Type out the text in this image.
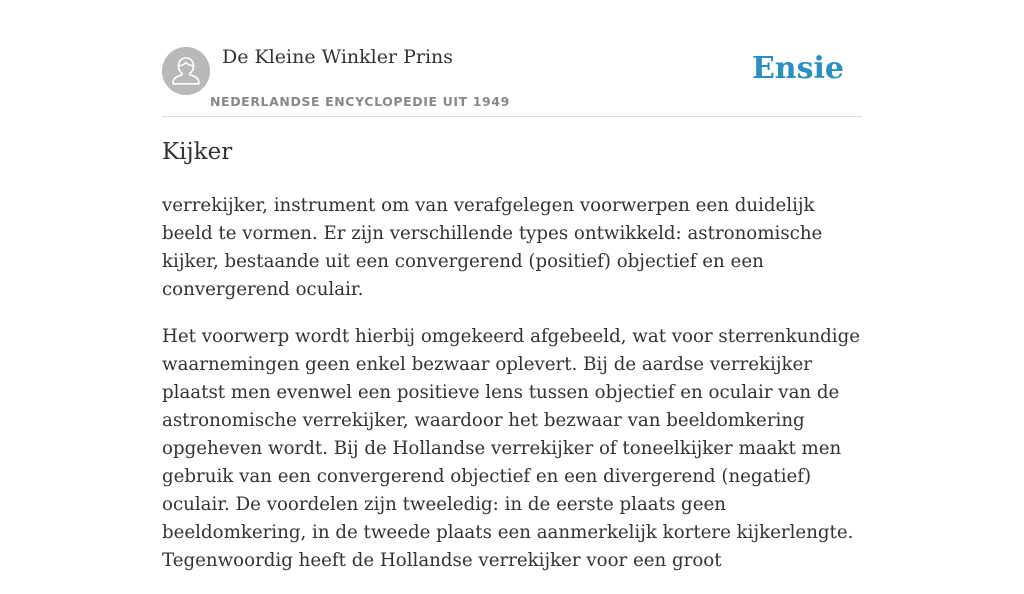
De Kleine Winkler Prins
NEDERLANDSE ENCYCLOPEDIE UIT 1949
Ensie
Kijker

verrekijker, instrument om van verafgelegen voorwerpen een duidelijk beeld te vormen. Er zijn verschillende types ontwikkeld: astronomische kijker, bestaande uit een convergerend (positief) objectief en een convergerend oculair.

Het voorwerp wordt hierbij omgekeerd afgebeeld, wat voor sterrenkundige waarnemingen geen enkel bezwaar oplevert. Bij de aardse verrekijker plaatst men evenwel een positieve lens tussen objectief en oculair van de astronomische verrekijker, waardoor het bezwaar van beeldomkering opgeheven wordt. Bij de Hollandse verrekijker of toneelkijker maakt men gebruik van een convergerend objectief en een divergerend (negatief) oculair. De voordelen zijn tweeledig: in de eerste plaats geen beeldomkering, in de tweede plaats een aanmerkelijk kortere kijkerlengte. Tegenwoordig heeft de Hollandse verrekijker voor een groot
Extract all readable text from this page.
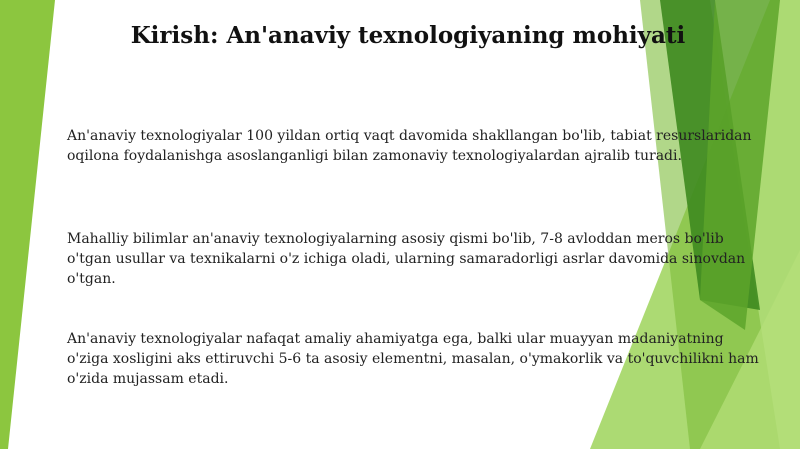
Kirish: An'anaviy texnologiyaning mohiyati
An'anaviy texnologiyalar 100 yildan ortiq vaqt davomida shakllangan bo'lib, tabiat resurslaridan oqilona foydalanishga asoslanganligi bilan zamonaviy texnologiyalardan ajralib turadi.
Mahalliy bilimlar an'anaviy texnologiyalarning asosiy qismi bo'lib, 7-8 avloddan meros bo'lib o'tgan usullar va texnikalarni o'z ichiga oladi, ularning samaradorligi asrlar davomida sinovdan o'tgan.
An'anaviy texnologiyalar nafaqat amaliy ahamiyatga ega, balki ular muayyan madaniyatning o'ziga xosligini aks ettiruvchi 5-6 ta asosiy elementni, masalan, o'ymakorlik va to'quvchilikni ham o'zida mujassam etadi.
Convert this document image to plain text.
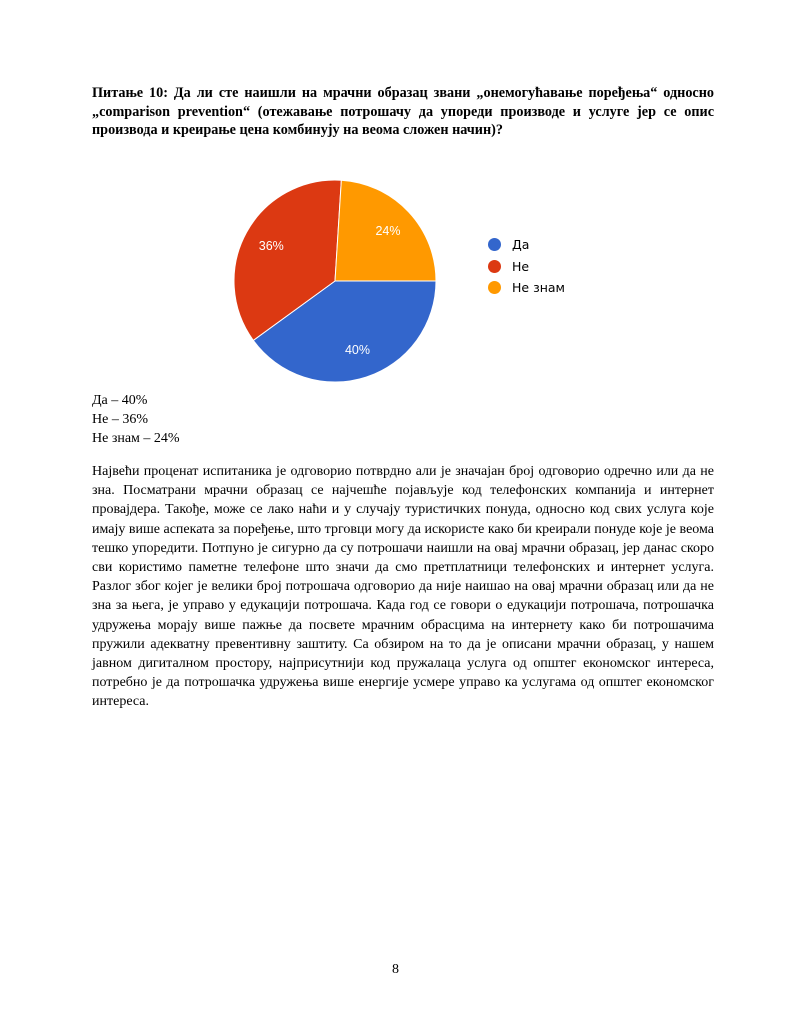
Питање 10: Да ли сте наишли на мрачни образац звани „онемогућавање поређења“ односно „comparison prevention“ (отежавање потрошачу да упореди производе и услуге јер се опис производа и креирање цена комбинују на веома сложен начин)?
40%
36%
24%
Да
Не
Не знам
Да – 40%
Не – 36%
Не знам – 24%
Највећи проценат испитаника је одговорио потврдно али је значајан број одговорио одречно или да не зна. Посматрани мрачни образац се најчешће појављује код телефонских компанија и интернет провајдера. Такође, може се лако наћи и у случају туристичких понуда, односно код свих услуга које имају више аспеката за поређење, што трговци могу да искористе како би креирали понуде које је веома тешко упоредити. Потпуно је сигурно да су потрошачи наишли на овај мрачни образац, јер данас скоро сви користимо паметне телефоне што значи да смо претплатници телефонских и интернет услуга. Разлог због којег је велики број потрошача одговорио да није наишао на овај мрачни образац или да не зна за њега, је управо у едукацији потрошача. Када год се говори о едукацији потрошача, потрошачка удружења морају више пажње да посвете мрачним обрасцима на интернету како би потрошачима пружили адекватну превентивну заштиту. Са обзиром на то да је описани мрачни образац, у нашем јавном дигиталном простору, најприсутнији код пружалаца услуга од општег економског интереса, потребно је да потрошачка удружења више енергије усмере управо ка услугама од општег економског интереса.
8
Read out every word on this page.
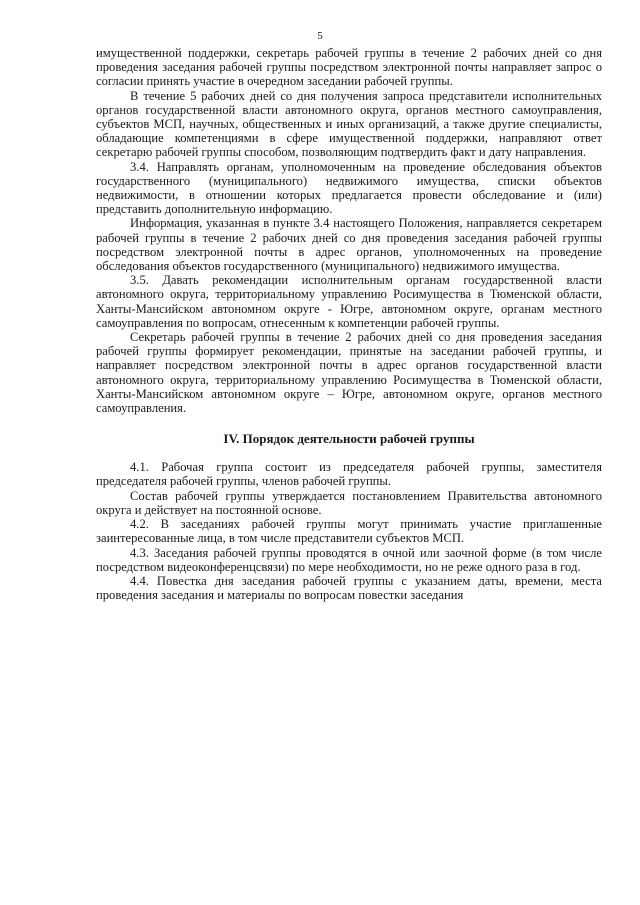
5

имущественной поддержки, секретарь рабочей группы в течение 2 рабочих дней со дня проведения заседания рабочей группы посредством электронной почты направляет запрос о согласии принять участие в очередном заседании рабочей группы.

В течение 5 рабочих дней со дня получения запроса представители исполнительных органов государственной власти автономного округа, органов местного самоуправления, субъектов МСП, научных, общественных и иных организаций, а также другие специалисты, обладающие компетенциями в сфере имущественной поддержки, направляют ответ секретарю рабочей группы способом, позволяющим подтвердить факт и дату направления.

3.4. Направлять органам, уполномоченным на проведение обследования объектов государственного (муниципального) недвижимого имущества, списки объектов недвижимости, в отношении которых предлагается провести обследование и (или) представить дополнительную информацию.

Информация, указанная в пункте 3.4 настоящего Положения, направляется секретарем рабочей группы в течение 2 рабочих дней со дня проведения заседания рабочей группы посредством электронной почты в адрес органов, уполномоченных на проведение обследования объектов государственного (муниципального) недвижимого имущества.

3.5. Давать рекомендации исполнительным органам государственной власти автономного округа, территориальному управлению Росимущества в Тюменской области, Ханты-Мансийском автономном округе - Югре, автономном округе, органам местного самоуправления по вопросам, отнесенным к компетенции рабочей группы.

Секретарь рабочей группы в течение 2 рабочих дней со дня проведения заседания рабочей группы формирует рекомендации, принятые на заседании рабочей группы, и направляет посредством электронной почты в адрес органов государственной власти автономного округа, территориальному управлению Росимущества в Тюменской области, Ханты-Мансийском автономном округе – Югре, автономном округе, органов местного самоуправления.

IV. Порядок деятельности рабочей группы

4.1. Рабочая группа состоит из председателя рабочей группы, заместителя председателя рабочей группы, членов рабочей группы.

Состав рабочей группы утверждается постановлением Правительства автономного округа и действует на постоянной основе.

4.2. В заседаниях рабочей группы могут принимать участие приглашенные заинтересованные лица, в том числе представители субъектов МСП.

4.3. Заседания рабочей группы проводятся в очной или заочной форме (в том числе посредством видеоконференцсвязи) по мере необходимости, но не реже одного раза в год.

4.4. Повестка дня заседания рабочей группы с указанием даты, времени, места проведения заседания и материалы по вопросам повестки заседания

:::::

● Job
Reproduce all of the data exactly; the pictures do not belong in the copy.

● Answer for this exercise
Type out the text in this image.
De Kleine Winkler Prins
NEDERLANDSE ENCYCLOPEDIE UIT 1949
Ensie
Kijker

verrekijker, instrument om van verafgelegen voorwerpen een duidelijk beeld te vormen. Er zijn verschillende types ontwikkeld: astronomische kijker, bestaande uit een convergerend (positief) objectief en een convergerend oculair.

Het voorwerp wordt hierbij omgekeerd afgebeeld, wat voor sterrenkundige waarnemingen geen enkel bezwaar oplevert. Bij de aardse verrekijker plaatst men evenwel een positieve lens tussen objectief en oculair van de astronomische verrekijker, waardoor het bezwaar van beeldomkering opgeheven wordt. Bij de Hollandse verrekijker of toneelkijker maakt men gebruik van een convergerend objectief en een divergerend (negatief) oculair. De voordelen zijn tweeledig: in de eerste plaats geen beeldomkering, in de tweede plaats een aanmerkelijk kortere kijkerlengte. Tegenwoordig heeft de Hollandse verrekijker voor een groot
Extract all readable text from this page.
Kirish: An'anaviy texnologiyaning mohiyati
An'anaviy texnologiyalar 100 yildan ortiq vaqt davomida shakllangan bo'lib, tabiat resurslaridan oqilona foydalanishga asoslanganligi bilan zamonaviy texnologiyalardan ajralib turadi.
Mahalliy bilimlar an'anaviy texnologiyalarning asosiy qismi bo'lib, 7-8 avloddan meros bo'lib o'tgan usullar va texnikalarni o'z ichiga oladi, ularning samaradorligi asrlar davomida sinovdan o'tgan.
An'anaviy texnologiyalar nafaqat amaliy ahamiyatga ega, balki ular muayyan madaniyatning o'ziga xosligini aks ettiruvchi 5-6 ta asosiy elementni, masalan, o'ymakorlik va to'quvchilikni ham o'zida mujassam etadi.
Convert this document image to plain text.
Питање 10: Да ли сте наишли на мрачни образац звани „онемогућавање поређења“ односно „comparison prevention“ (отежавање потрошачу да упореди производе и услуге јер се опис производа и креирање цена комбинују на веома сложен начин)?
40%
36%
24%
Да
Не
Не знам
Да – 40%
Не – 36%
Не знам – 24%
Највећи проценат испитаника је одговорио потврдно али је значајан број одговорио одречно или да не зна. Посматрани мрачни образац се најчешће појављује код телефонских компанија и интернет провајдера. Такође, може се лако наћи и у случају туристичких понуда, односно код свих услуга које имају више аспеката за поређење, што трговци могу да искористе како би креирали понуде које је веома тешко упоредити. Потпуно је сигурно да су потрошачи наишли на овај мрачни образац, јер данас скоро сви користимо паметне телефоне што значи да смо претплатници телефонских и интернет услуга. Разлог због којег је велики број потрошача одговорио да није наишао на овај мрачни образац или да не зна за њега, је управо у едукацији потрошача. Када год се говори о едукацији потрошача, потрошачка удружења морају више пажње да посвете мрачним обрасцима на интернету како би потрошачима пружили адекватну превентивну заштиту. Са обзиром на то да је описани мрачни образац, у нашем јавном дигиталном простору, најприсутнији код пружалаца услуга од општег економског интереса, потребно је да потрошачка удружења више енергије усмере управо ка услугама од општег економског интереса.
8
Read out every word on this page.
5

имущественной поддержки, секретарь рабочей группы в течение 2 рабочих дней со дня проведения заседания рабочей группы посредством электронной почты направляет запрос о согласии принять участие в очередном заседании рабочей группы.

В течение 5 рабочих дней со дня получения запроса представители исполнительных органов государственной власти автономного округа, органов местного самоуправления, субъектов МСП, научных, общественных и иных организаций, а также другие специалисты, обладающие компетенциями в сфере имущественной поддержки, направляют ответ секретарю рабочей группы способом, позволяющим подтвердить факт и дату направления.

3.4. Направлять органам, уполномоченным на проведение обследования объектов государственного (муниципального) недвижимого имущества, списки объектов недвижимости, в отношении которых предлагается провести обследование и (или) представить дополнительную информацию.

Информация, указанная в пункте 3.4 настоящего Положения, направляется секретарем рабочей группы в течение 2 рабочих дней со дня проведения заседания рабочей группы посредством электронной почты в адрес органов, уполномоченных на проведение обследования объектов государственного (муниципального) недвижимого имущества.

3.5. Давать рекомендации исполнительным органам государственной власти автономного округа, территориальному управлению Росимущества в Тюменской области, Ханты-Мансийском автономном округе - Югре, автономном округе, органам местного самоуправления по вопросам, отнесенным к компетенции рабочей группы.

Секретарь рабочей группы в течение 2 рабочих дней со дня проведения заседания рабочей группы формирует рекомендации, принятые на заседании рабочей группы, и направляет посредством электронной почты в адрес органов государственной власти автономного округа, территориальному управлению Росимущества в Тюменской области, Ханты-Мансийском автономном округе – Югре, автономном округе, органов местного самоуправления.

IV. Порядок деятельности рабочей группы

4.1. Рабочая группа состоит из председателя рабочей группы, заместителя председателя рабочей группы, членов рабочей группы.

Состав рабочей группы утверждается постановлением Правительства автономного округа и действует на постоянной основе.

4.2. В заседаниях рабочей группы могут принимать участие приглашенные заинтересованные лица, в том числе представители субъектов МСП.

4.3. Заседания рабочей группы проводятся в очной или заочной форме (в том числе посредством видеоконференцсвязи) по мере необходимости, но не реже одного раза в год.

4.4. Повестка дня заседания рабочей группы с указанием даты, времени, места проведения заседания и материалы по вопросам повестки заседания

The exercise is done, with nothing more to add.